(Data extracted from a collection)

============

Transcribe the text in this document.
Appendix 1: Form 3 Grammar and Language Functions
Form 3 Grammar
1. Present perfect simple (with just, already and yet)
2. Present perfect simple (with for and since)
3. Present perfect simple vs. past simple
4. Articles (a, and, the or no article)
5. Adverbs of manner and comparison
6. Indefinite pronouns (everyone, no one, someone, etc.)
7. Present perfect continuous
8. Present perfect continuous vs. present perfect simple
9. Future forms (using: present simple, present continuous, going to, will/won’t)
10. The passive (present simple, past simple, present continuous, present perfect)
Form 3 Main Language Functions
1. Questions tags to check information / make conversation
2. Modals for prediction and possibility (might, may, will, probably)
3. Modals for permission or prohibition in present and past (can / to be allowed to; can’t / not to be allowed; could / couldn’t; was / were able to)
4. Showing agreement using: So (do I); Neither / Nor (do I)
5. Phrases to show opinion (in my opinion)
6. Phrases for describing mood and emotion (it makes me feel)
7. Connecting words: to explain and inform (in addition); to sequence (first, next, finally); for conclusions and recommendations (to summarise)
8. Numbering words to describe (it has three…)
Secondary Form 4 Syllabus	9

============

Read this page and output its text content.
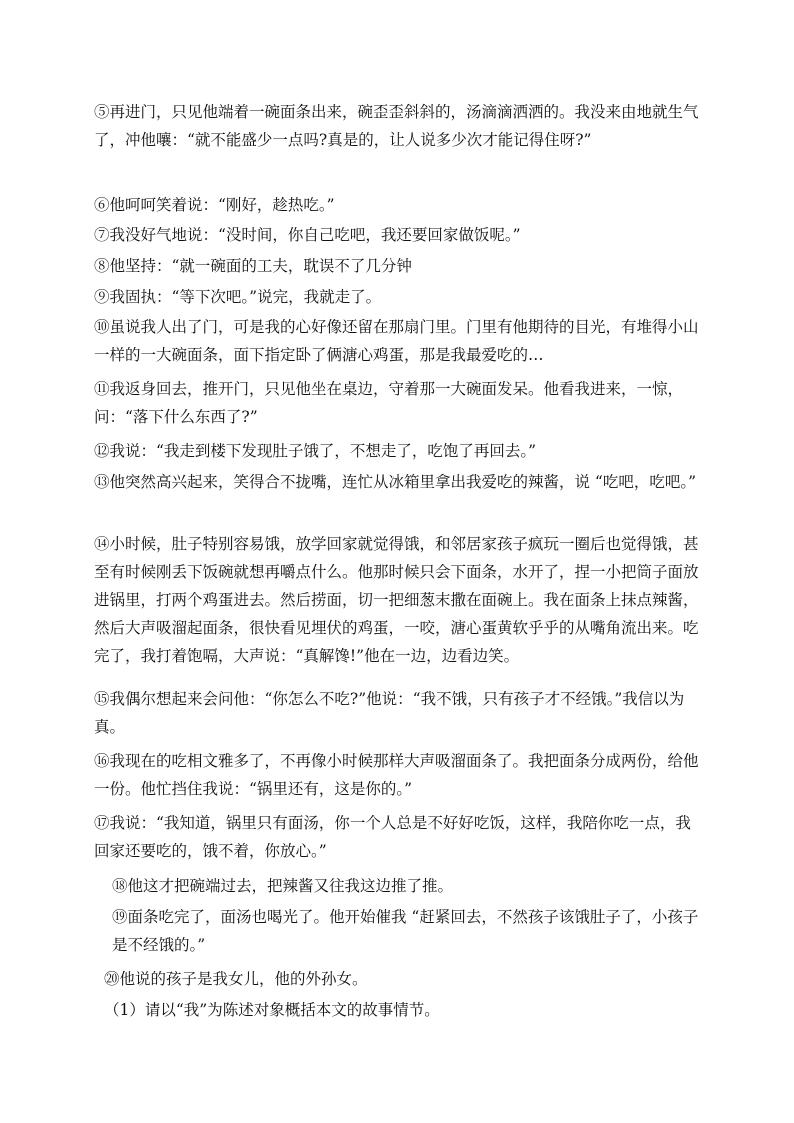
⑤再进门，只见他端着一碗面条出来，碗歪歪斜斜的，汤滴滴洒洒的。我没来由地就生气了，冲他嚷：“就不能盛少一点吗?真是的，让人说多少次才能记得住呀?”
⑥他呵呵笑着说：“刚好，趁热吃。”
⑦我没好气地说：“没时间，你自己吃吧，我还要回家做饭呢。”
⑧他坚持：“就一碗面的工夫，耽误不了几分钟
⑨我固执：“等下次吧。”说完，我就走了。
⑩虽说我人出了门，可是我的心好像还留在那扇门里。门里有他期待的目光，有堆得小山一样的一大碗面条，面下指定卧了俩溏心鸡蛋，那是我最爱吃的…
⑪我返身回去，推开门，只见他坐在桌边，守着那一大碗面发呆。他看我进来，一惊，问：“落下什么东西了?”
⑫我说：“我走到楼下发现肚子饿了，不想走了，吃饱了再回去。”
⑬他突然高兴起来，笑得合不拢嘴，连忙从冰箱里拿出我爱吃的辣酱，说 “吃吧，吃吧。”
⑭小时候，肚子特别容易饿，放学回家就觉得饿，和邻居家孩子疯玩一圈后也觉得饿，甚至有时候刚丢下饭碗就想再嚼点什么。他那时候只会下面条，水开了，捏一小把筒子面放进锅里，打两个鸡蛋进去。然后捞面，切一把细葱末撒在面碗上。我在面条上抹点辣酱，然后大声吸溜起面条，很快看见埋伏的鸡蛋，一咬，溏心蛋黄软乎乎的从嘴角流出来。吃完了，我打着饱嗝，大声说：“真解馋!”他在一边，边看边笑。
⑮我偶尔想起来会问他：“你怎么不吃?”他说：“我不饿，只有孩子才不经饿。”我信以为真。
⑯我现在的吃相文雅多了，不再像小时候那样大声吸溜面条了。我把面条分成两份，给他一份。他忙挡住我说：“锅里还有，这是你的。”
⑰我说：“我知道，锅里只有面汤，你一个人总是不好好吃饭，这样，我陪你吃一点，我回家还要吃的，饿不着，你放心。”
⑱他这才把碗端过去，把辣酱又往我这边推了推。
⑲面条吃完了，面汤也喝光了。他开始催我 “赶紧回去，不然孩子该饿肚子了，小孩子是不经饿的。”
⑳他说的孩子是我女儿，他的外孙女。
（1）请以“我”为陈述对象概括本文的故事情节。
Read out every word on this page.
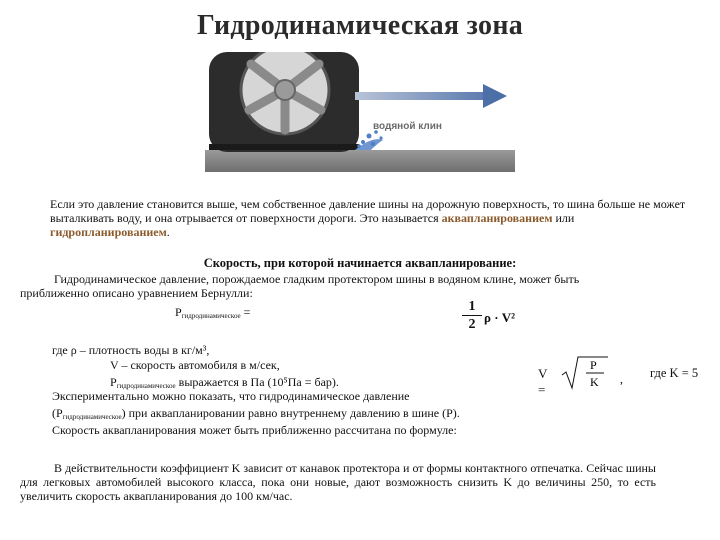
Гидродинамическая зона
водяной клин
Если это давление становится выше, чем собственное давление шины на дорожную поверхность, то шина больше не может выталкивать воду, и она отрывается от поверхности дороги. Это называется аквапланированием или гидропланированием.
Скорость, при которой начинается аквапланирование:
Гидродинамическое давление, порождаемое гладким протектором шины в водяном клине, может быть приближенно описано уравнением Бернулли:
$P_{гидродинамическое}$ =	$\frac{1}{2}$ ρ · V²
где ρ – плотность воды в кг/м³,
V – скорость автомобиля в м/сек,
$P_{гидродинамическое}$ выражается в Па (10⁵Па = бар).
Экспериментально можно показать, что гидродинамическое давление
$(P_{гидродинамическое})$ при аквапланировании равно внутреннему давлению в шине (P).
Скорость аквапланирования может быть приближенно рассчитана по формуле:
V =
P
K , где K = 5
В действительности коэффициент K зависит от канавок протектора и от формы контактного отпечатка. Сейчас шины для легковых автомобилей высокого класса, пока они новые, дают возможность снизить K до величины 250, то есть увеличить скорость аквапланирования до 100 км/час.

============

**Work to be completed**
Pick out each line containing "Functions" and report it.

**Answer**
Appendix 1: Form 3 Grammar and Language Functions
Form 3 Main Language Functions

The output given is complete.